--- Records for processing ---
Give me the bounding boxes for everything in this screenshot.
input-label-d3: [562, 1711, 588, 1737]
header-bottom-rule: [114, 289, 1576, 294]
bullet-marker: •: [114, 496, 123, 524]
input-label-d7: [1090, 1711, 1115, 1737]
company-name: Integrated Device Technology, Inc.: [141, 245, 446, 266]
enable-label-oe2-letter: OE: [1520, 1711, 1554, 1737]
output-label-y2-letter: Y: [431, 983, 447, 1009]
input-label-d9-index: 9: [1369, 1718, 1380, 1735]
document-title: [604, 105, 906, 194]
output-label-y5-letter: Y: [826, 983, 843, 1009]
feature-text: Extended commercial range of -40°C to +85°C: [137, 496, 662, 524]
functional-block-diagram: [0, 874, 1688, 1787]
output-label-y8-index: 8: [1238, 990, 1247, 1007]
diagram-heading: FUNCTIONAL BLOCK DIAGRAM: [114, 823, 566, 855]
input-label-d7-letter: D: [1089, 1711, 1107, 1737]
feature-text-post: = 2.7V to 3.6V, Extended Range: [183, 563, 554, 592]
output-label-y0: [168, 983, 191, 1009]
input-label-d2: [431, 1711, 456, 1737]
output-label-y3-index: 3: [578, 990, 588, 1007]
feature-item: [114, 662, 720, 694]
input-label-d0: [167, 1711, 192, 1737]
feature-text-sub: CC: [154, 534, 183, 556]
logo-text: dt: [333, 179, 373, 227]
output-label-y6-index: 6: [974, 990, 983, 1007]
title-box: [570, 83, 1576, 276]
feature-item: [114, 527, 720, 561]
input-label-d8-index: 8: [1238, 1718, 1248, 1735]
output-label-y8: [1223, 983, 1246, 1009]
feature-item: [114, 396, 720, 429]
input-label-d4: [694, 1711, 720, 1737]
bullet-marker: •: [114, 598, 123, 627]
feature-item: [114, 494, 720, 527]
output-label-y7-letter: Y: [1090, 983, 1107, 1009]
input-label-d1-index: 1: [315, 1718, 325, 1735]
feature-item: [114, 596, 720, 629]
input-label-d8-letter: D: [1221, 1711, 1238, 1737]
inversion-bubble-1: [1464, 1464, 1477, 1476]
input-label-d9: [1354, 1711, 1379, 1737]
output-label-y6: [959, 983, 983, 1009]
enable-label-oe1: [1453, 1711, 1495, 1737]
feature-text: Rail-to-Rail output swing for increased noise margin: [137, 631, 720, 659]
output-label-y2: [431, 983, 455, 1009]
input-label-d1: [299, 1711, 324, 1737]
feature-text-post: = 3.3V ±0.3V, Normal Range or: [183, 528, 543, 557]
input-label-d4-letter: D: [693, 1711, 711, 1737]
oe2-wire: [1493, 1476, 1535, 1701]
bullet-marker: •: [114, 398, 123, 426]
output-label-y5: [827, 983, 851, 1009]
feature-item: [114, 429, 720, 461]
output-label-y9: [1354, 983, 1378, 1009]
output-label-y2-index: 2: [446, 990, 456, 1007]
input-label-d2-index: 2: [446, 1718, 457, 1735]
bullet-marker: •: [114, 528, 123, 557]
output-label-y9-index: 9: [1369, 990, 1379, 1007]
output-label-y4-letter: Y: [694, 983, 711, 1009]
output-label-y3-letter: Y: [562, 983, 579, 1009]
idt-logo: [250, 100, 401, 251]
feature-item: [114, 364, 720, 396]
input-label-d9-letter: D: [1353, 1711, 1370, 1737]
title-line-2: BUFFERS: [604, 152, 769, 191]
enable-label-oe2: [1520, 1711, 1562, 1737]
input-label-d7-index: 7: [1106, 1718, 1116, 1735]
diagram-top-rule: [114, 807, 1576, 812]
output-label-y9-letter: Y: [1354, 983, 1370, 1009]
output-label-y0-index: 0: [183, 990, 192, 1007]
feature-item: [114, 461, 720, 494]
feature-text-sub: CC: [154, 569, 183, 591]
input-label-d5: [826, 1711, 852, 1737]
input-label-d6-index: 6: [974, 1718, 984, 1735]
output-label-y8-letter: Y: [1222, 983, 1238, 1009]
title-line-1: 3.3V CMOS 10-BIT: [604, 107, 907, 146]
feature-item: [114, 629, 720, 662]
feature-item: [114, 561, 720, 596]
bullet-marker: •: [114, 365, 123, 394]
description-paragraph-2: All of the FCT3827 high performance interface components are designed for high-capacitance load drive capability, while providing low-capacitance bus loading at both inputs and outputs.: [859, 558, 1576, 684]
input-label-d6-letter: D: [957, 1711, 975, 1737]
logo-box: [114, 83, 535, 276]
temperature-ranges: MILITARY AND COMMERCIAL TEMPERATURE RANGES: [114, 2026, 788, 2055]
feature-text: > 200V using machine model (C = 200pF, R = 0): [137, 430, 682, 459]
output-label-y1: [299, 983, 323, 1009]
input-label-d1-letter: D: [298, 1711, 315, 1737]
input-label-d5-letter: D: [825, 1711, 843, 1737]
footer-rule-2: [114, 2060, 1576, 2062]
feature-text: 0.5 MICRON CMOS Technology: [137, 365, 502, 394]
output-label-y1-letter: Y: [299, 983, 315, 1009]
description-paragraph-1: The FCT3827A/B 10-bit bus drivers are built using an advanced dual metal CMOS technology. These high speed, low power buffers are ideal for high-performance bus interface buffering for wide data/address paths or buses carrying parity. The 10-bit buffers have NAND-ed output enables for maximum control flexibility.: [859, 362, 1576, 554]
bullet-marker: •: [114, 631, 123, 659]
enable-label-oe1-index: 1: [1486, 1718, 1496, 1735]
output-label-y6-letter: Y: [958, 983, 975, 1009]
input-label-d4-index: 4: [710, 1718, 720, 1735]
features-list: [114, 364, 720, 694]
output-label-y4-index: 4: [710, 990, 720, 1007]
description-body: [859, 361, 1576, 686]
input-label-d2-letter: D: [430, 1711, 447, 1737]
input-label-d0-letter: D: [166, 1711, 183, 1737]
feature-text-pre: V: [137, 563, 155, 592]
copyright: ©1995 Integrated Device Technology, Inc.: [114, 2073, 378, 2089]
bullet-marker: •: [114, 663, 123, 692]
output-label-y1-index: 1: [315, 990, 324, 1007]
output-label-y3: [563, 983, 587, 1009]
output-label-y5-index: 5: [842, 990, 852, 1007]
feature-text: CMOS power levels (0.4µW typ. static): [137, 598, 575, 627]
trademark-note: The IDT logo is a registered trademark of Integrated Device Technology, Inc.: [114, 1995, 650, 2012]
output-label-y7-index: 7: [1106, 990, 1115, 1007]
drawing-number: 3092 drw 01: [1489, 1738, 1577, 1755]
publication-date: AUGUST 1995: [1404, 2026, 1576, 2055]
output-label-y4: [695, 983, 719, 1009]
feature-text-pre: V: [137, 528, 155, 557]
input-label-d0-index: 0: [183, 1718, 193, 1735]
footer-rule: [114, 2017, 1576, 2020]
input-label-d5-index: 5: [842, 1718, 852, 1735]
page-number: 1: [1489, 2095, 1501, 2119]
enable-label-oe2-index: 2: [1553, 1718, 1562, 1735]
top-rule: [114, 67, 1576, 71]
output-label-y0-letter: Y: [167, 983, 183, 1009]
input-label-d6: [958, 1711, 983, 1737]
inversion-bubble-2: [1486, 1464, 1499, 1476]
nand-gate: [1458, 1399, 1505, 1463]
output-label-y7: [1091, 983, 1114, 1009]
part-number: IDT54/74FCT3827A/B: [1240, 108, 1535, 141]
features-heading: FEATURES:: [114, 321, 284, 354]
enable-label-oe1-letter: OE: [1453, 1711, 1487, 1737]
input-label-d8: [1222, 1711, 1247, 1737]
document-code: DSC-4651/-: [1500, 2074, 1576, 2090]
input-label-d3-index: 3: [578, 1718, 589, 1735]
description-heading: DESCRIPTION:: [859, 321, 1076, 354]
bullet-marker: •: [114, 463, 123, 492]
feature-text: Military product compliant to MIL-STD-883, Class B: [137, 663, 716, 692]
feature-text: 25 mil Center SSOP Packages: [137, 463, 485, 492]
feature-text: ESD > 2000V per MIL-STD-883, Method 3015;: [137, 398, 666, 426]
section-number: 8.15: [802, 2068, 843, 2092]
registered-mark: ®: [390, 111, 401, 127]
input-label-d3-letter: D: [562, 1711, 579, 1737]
---
* **Instruction**
Update the listing from its first line through the line with "input-label-d7: [1090, 1711, 1115, 1737]", swapping "header-bottom-rule" for "header-divider" and keeping everything else the same.

* **Written answer**
Give me the bounding boxes for everything in this screenshot.
input-label-d3: [562, 1711, 588, 1737]
header-divider: [114, 289, 1576, 294]
bullet-marker: •: [114, 496, 123, 524]
input-label-d7: [1090, 1711, 1115, 1737]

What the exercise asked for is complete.